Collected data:
════════════════
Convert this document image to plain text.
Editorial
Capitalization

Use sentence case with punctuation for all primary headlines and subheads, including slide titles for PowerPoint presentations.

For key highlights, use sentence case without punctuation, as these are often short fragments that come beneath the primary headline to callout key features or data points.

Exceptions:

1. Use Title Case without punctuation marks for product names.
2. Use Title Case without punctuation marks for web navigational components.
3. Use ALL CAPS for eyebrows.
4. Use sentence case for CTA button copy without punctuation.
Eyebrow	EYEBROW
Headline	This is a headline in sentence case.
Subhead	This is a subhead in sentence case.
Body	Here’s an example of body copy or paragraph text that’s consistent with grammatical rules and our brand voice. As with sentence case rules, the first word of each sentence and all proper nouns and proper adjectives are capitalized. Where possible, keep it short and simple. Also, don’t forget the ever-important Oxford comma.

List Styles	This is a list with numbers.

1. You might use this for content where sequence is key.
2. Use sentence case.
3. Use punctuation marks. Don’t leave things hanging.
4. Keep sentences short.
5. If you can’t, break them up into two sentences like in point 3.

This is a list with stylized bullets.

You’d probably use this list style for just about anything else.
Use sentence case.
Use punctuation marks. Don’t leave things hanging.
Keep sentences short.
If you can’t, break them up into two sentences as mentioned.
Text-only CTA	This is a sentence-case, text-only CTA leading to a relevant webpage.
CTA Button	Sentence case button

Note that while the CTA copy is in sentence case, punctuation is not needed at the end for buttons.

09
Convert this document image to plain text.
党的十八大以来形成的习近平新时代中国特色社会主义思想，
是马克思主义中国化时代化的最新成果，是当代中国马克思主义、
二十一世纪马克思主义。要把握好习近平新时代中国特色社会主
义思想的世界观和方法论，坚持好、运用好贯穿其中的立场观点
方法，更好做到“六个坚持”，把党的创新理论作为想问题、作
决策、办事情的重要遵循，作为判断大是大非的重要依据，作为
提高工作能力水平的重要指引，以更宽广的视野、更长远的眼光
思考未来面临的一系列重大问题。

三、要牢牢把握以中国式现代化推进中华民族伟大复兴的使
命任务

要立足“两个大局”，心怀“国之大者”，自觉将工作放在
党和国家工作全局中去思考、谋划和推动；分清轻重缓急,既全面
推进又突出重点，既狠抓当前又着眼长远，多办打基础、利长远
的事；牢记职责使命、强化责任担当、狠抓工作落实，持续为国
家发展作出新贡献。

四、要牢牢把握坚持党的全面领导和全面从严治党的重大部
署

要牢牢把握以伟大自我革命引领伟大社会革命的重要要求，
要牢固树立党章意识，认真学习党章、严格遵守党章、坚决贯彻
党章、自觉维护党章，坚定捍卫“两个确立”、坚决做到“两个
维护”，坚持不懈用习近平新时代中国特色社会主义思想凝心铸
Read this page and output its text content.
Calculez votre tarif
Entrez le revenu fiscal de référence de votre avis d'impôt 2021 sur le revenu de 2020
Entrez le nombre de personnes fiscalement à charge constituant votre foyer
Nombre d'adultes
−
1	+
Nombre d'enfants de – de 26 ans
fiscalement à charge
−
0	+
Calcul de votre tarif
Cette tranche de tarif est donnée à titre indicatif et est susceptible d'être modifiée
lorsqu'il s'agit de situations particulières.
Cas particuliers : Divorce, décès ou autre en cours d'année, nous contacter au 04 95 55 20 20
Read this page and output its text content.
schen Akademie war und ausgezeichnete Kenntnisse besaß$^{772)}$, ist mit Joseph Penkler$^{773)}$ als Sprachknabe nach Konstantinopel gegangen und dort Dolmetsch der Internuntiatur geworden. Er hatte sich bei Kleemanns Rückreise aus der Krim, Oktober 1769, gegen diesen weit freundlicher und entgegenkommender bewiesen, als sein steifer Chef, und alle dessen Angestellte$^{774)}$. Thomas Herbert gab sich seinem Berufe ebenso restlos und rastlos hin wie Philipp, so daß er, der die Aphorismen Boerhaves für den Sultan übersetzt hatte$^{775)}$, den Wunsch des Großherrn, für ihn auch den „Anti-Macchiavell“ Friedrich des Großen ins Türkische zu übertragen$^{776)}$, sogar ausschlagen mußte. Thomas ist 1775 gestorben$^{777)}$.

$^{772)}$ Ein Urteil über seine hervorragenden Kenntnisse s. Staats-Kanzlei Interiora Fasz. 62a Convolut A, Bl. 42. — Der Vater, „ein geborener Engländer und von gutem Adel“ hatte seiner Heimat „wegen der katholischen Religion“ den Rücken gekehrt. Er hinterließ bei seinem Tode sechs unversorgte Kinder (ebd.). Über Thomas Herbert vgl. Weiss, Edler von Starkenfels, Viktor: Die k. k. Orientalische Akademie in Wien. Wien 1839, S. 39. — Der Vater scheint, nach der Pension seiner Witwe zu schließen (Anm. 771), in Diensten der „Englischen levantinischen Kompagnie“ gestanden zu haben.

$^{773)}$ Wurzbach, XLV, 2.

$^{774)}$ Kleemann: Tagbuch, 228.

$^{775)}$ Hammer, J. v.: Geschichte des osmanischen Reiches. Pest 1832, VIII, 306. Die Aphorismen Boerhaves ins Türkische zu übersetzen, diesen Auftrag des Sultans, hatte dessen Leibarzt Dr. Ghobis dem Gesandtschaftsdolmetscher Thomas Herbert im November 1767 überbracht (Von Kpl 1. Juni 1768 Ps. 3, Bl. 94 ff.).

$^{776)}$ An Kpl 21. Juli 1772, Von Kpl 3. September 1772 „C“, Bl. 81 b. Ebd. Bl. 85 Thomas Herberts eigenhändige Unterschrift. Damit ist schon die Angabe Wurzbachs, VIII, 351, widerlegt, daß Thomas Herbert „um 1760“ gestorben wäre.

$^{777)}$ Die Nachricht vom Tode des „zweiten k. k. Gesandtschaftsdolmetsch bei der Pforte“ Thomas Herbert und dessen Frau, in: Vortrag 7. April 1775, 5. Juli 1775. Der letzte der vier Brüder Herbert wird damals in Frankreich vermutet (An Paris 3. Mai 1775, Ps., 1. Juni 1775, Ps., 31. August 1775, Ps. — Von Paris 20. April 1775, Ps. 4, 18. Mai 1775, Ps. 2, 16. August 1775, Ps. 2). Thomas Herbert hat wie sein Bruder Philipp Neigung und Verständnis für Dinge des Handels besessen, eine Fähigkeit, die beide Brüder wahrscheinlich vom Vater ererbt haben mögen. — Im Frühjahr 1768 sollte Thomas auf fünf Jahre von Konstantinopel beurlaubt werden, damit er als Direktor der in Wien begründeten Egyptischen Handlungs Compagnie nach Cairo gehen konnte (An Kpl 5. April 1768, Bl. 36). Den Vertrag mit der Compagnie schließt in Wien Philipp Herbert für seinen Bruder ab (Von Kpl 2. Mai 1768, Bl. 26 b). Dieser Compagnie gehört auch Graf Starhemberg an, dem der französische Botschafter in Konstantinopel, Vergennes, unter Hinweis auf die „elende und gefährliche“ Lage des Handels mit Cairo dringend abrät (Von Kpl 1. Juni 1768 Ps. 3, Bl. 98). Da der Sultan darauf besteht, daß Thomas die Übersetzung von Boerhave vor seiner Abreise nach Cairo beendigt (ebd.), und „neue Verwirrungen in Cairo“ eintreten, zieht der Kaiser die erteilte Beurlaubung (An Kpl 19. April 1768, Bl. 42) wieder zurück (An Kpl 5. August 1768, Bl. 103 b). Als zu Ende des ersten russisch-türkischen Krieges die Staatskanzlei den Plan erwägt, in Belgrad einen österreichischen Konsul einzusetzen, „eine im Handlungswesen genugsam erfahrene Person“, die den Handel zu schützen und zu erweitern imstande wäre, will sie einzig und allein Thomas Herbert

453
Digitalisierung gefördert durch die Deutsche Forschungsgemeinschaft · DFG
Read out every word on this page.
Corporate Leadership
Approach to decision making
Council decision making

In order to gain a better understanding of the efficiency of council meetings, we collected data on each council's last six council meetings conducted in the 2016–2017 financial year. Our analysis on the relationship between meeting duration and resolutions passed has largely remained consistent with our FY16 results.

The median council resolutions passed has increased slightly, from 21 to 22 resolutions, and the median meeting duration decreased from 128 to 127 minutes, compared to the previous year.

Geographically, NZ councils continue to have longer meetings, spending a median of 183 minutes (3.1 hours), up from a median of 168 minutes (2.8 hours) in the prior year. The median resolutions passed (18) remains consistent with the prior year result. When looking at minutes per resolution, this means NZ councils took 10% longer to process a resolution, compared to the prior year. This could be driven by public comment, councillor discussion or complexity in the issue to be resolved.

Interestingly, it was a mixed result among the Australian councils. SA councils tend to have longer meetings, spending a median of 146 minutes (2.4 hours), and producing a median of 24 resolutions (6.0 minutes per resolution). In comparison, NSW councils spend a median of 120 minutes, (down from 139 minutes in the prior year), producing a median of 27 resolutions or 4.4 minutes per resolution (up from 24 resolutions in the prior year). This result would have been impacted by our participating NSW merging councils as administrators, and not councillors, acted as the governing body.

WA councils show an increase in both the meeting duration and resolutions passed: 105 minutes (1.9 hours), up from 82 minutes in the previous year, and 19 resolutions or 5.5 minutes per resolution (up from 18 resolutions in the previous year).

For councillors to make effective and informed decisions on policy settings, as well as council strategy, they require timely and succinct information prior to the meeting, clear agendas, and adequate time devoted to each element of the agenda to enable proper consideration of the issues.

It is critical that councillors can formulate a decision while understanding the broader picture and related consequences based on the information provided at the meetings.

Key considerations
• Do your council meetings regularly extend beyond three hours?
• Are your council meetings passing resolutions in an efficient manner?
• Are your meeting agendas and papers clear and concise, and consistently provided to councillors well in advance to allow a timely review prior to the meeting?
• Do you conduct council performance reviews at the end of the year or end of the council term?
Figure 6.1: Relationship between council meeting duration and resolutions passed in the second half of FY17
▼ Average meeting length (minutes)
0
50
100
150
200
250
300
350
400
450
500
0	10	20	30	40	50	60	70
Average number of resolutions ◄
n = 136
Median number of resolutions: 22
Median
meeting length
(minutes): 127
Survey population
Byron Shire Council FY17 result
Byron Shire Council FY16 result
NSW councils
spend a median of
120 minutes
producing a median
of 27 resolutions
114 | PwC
════════════════
> _Set problem_:
Count the lines of the data that contain the string "fiscalement", and reply with that number alone.

> _Exercise output_:
2